--- Problem to solve ---
In the entries that follow, how many lines hold the string "ylabel"? Give only that number.

A run of records
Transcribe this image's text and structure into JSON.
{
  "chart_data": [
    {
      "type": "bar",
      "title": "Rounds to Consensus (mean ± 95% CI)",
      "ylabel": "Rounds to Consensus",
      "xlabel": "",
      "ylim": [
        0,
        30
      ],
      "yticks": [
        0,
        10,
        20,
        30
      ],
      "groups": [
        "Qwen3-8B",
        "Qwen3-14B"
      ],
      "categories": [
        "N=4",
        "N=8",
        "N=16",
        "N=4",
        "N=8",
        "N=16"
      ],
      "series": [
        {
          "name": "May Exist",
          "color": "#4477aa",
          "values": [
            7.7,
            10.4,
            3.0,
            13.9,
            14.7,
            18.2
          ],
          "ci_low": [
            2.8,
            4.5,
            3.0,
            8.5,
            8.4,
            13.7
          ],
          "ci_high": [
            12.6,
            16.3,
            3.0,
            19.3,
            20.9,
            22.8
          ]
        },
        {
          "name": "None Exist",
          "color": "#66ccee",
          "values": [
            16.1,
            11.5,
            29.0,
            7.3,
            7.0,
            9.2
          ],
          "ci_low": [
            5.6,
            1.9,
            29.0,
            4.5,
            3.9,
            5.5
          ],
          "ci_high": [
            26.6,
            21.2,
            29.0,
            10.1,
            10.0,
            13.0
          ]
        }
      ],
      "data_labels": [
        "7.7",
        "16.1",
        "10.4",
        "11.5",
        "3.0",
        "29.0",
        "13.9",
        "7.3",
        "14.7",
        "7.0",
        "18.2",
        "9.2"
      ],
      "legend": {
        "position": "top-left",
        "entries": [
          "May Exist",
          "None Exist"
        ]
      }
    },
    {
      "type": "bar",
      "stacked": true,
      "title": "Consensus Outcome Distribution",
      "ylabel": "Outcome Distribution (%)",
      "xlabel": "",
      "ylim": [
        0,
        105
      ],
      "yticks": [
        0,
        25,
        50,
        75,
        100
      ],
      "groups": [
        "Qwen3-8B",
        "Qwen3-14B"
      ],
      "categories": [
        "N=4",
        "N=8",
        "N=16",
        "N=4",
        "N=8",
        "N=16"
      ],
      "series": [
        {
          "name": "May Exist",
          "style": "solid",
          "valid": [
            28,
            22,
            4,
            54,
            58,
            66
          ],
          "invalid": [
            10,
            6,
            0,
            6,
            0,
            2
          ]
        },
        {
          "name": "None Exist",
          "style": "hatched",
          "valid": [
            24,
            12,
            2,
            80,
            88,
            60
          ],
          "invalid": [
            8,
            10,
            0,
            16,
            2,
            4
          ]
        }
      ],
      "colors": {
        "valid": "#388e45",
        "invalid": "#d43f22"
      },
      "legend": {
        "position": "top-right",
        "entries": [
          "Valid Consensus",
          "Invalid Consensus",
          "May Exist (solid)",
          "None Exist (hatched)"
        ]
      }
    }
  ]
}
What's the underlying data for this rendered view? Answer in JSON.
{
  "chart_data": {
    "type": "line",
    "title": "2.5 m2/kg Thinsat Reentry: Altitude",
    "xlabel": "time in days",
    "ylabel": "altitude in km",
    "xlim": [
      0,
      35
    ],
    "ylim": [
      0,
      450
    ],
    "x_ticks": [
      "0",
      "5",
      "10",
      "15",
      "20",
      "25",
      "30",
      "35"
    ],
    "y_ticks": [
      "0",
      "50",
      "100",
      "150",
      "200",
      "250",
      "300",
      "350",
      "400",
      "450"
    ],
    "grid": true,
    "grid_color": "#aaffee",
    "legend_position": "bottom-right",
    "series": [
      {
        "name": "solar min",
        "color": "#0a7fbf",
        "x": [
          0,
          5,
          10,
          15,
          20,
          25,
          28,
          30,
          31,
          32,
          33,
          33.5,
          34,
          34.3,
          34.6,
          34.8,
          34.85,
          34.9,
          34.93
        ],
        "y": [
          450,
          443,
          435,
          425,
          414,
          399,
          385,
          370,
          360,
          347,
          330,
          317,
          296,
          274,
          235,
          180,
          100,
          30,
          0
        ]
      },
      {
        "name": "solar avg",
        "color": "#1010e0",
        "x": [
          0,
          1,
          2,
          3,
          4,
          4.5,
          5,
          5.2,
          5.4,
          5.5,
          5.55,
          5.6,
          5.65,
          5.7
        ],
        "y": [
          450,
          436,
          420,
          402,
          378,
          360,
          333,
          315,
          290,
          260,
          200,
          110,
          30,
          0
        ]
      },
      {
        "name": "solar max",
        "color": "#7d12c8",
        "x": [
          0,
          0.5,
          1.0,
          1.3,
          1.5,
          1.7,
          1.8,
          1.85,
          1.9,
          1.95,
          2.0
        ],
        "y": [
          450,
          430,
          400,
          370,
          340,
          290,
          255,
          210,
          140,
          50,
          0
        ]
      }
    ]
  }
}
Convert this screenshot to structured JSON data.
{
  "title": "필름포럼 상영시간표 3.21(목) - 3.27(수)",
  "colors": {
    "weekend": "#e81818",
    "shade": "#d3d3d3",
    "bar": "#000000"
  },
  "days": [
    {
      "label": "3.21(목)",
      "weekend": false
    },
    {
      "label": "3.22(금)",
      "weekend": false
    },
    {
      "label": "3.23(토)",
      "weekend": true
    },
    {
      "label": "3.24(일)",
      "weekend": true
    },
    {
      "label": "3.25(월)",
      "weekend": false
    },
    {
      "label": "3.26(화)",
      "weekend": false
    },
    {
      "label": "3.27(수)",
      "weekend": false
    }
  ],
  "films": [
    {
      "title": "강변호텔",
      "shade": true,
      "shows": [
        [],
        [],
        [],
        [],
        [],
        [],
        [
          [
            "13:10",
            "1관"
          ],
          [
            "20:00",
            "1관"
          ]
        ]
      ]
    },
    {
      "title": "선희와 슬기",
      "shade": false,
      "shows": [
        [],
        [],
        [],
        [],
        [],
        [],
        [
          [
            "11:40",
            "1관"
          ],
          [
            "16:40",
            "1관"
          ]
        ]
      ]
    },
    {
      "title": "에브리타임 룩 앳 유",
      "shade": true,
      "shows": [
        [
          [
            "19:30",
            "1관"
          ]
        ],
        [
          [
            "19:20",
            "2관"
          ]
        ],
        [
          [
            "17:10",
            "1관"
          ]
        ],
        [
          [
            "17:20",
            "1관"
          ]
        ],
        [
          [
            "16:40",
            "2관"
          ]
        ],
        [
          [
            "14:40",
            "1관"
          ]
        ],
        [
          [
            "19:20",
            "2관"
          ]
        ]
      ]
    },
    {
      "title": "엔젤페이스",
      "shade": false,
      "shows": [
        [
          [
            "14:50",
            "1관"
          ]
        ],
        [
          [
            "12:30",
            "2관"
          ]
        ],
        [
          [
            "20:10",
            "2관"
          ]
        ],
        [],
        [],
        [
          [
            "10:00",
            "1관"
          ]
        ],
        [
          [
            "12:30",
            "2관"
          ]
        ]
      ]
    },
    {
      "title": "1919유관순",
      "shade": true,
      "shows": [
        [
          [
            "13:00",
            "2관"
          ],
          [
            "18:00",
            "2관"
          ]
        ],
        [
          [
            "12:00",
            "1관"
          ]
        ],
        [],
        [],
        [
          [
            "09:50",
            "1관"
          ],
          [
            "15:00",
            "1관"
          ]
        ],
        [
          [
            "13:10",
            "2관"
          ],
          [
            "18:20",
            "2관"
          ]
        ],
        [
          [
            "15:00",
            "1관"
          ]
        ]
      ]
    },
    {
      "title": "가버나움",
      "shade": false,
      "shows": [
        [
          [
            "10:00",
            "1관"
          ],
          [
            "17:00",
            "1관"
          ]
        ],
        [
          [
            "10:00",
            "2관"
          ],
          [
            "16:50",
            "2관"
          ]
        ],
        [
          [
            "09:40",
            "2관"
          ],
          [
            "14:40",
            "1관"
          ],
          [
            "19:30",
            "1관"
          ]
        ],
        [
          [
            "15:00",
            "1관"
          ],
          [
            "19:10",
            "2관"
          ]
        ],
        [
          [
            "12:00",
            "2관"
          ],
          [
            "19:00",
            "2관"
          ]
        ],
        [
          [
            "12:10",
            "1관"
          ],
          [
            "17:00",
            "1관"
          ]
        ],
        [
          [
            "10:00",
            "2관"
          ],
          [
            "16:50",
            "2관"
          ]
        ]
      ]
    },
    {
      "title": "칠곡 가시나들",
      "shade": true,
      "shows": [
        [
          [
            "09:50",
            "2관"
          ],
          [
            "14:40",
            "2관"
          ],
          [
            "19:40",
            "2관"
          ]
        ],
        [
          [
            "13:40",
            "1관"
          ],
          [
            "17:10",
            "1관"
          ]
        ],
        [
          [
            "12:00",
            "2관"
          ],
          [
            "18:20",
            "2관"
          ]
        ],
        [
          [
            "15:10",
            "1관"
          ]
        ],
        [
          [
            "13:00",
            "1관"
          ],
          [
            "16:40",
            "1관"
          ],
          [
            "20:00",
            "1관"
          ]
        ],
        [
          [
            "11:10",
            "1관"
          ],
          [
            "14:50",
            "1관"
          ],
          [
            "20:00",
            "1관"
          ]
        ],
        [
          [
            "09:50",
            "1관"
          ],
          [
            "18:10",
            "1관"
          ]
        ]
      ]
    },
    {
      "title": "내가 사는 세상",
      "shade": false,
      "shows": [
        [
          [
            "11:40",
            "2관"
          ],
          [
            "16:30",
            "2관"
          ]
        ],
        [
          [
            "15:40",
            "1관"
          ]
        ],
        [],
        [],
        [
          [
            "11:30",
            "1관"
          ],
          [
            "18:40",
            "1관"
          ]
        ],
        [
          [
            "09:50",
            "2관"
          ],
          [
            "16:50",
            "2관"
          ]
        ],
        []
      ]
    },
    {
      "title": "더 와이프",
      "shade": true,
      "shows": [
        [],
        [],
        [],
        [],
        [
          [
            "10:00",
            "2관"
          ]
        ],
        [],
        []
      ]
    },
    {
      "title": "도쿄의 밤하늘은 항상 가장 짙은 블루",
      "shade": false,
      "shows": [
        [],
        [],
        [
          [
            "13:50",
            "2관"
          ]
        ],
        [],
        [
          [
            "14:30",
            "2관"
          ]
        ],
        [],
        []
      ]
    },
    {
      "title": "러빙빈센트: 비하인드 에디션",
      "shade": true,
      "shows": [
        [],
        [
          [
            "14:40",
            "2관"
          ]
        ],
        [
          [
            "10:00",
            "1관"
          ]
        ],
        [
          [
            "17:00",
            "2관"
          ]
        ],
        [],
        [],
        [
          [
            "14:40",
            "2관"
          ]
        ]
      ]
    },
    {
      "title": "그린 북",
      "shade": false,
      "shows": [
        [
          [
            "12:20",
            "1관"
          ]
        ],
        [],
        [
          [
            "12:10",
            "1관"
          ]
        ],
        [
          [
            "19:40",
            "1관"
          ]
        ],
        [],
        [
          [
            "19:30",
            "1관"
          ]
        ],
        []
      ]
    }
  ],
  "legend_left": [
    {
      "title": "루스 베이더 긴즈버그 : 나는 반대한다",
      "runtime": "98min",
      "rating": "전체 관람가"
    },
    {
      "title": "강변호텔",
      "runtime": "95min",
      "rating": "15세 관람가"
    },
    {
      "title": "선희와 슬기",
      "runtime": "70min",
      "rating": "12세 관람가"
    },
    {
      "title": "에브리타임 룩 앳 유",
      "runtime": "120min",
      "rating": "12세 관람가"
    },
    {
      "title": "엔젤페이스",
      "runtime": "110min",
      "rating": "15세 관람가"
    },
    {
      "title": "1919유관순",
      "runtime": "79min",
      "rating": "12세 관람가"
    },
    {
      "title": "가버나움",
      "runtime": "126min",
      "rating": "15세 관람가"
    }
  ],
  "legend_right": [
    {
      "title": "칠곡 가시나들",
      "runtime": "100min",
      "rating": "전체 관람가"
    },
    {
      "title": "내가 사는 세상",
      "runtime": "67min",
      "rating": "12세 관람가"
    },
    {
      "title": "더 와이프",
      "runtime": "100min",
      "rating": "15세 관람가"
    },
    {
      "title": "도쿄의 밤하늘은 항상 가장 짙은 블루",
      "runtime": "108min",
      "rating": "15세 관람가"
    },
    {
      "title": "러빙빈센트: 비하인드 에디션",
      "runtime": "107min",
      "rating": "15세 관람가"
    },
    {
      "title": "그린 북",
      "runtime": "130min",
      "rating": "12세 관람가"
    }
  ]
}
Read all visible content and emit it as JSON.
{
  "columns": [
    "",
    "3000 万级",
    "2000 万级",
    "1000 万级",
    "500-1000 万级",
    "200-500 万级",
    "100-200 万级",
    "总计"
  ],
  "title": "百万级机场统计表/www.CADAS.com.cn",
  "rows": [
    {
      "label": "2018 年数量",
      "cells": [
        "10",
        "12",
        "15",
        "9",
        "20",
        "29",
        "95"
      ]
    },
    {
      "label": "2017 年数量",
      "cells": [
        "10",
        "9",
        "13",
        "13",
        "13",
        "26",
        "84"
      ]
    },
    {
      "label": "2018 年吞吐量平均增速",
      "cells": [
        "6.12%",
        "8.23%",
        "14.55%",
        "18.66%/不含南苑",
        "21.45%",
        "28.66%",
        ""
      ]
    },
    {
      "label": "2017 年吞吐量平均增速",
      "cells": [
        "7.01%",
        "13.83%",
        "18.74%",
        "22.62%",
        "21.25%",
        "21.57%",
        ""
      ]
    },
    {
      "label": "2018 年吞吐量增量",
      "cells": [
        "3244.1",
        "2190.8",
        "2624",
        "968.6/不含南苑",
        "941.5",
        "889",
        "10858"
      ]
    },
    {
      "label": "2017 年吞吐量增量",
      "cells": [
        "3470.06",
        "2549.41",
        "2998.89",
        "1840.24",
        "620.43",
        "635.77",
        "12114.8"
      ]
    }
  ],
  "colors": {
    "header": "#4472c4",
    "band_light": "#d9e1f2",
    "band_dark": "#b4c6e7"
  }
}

--- Task output ---
3